§ **Problem requirements**
Scan the entries below and report only how many lines contain "Great".

§ **Available data**
- - -

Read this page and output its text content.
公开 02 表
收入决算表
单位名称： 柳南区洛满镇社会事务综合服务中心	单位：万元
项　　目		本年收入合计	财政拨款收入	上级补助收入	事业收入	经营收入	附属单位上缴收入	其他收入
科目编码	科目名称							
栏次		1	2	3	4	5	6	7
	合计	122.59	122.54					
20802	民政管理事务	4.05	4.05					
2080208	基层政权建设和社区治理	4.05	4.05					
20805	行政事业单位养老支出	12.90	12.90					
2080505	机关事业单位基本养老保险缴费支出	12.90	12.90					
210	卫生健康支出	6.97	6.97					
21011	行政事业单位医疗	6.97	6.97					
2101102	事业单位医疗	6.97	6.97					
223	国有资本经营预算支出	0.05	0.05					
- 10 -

- - -

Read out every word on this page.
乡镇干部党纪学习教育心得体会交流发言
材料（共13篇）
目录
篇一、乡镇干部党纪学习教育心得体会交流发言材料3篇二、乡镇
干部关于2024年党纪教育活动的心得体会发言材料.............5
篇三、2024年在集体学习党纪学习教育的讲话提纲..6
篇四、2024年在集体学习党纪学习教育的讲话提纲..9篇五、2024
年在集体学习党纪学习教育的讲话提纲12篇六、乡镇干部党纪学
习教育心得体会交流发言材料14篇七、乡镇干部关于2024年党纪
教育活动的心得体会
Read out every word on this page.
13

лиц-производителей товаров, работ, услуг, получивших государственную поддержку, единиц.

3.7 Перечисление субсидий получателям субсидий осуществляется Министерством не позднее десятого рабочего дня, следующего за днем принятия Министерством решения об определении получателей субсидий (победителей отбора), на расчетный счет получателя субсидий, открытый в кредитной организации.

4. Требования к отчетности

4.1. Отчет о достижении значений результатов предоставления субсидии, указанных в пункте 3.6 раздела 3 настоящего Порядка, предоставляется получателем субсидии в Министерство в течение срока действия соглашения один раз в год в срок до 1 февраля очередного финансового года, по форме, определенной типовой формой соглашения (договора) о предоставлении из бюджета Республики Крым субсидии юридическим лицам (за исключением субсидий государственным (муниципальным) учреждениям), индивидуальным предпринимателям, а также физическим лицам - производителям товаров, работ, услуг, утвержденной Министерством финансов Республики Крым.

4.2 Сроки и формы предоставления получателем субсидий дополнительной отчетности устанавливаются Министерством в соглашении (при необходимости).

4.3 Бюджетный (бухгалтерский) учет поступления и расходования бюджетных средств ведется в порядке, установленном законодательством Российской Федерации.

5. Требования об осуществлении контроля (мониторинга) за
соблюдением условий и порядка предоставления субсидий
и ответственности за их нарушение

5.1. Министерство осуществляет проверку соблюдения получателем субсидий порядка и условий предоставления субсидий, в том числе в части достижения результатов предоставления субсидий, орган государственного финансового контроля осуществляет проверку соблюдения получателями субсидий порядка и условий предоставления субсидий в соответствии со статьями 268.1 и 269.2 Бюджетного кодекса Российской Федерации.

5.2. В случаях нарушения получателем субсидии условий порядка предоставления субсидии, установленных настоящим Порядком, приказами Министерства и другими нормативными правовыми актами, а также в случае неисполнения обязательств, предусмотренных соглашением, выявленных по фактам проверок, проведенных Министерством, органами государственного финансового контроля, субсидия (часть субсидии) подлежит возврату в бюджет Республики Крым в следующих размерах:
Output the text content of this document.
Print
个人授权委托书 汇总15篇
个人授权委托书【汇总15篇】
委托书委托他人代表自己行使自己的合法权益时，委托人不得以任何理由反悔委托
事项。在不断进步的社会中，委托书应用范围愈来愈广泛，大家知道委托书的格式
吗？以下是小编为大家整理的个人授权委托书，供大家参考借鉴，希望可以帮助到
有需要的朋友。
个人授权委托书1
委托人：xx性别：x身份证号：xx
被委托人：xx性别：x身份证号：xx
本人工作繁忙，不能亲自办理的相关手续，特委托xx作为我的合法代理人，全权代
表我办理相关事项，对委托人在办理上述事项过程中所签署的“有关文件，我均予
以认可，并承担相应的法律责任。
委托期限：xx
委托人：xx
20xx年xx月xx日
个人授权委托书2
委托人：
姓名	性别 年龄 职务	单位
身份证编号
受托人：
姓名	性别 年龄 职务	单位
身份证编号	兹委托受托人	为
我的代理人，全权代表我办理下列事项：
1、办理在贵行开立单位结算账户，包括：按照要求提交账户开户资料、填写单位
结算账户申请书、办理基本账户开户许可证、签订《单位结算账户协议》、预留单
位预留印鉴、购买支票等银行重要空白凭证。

- - -

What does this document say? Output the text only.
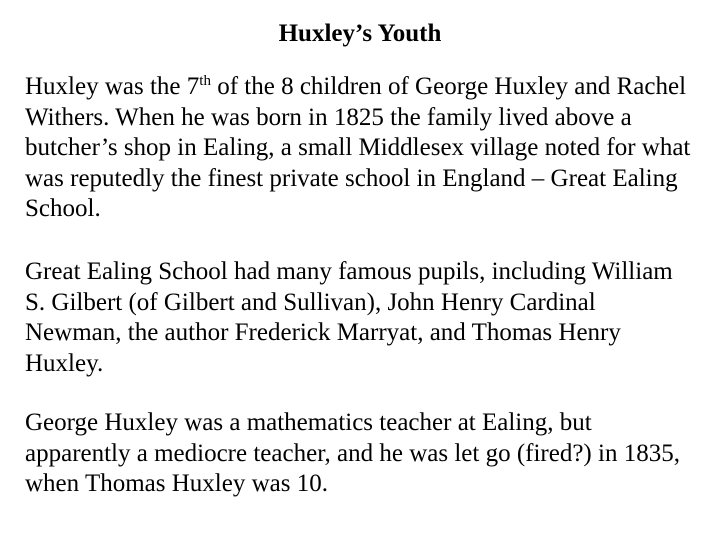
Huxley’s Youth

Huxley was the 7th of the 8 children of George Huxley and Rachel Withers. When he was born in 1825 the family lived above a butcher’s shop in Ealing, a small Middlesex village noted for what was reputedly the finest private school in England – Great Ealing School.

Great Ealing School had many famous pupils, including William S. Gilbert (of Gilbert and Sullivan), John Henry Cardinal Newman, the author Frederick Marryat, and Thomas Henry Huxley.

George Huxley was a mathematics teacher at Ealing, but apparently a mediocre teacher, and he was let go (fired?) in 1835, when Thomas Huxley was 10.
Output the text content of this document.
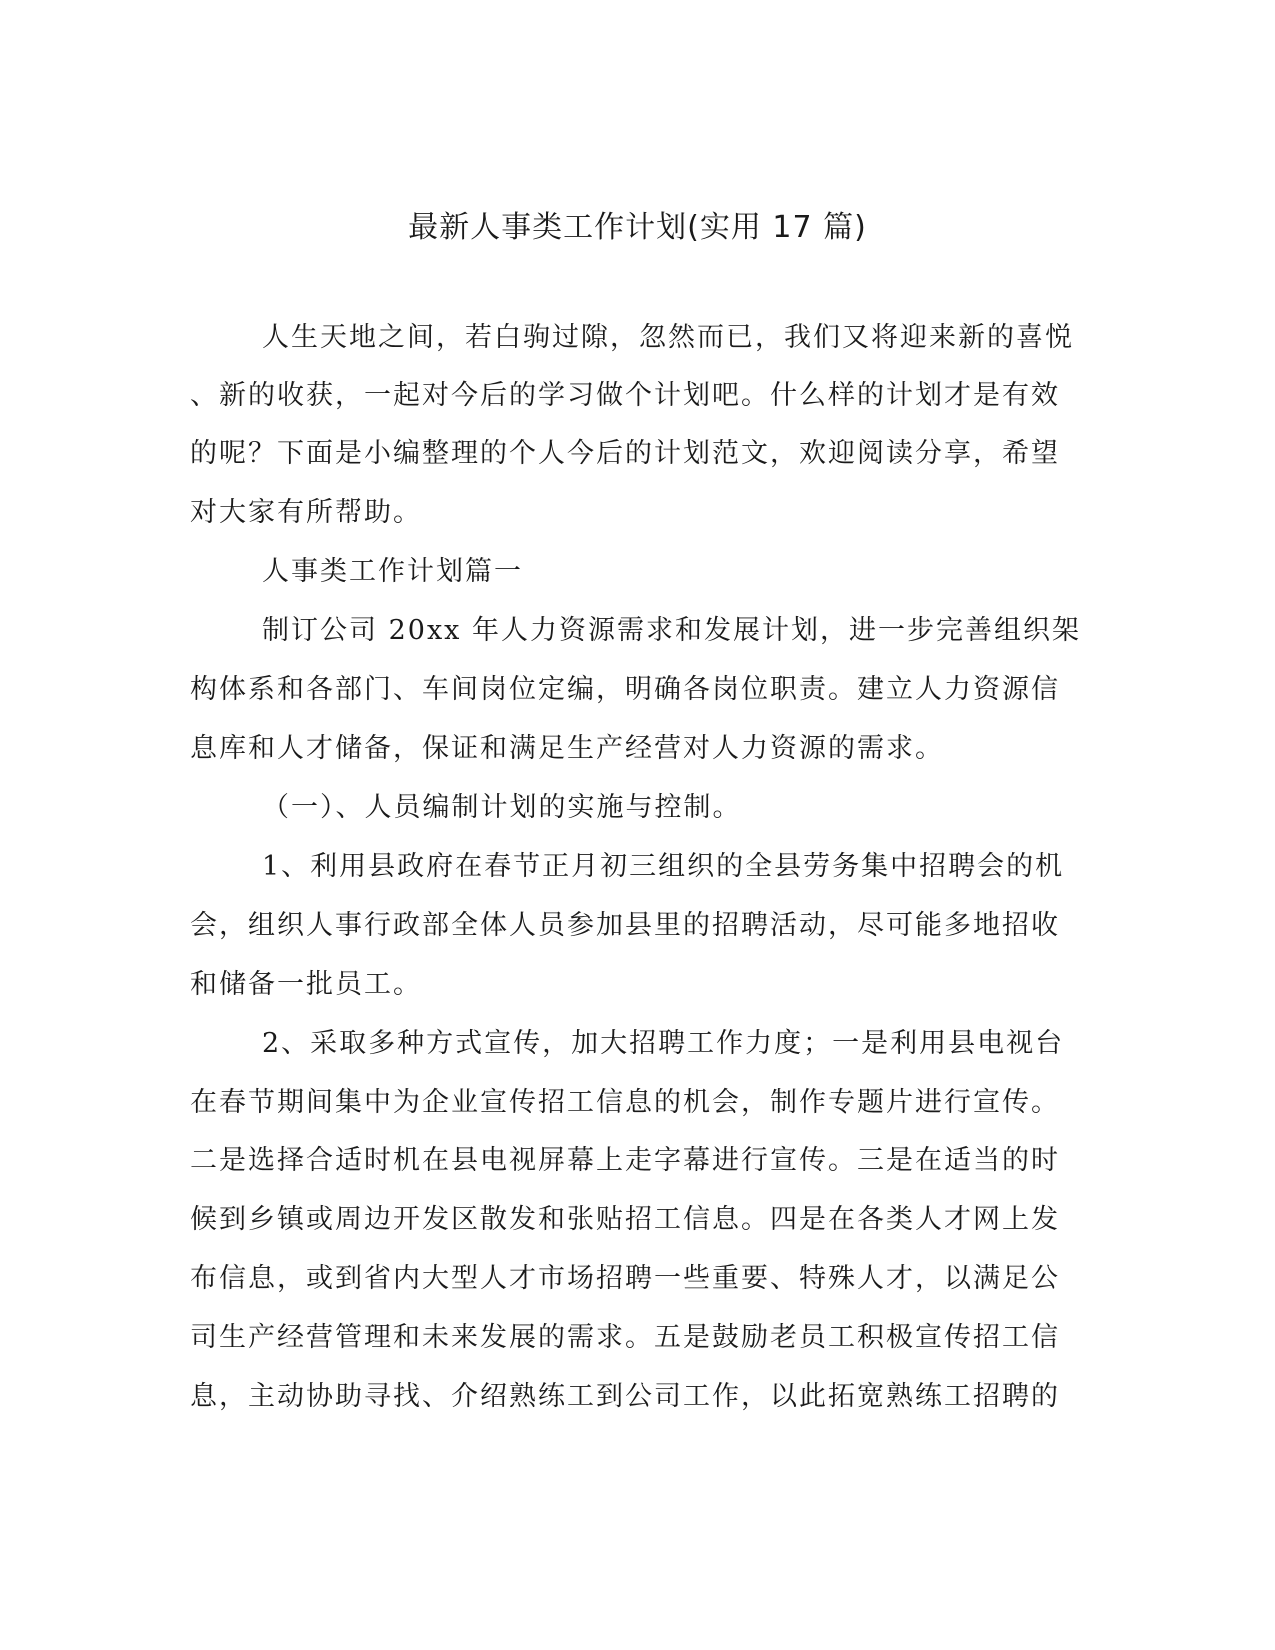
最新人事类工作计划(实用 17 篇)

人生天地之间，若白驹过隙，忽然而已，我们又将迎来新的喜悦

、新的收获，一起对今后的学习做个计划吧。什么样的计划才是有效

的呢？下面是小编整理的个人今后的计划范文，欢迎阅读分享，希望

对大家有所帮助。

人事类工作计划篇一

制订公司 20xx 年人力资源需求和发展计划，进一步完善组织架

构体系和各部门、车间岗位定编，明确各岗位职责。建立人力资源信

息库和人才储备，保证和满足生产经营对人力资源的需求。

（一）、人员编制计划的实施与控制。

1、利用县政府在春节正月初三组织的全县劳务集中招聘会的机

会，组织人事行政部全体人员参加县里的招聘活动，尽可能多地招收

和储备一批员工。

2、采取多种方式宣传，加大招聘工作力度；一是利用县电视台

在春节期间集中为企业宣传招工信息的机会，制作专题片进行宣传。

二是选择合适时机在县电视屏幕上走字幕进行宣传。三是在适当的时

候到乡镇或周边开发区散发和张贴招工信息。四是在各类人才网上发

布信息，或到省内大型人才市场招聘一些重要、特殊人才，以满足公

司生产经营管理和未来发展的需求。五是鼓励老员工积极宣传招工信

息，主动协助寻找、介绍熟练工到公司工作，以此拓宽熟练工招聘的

- - -

§ **Exercise result**
2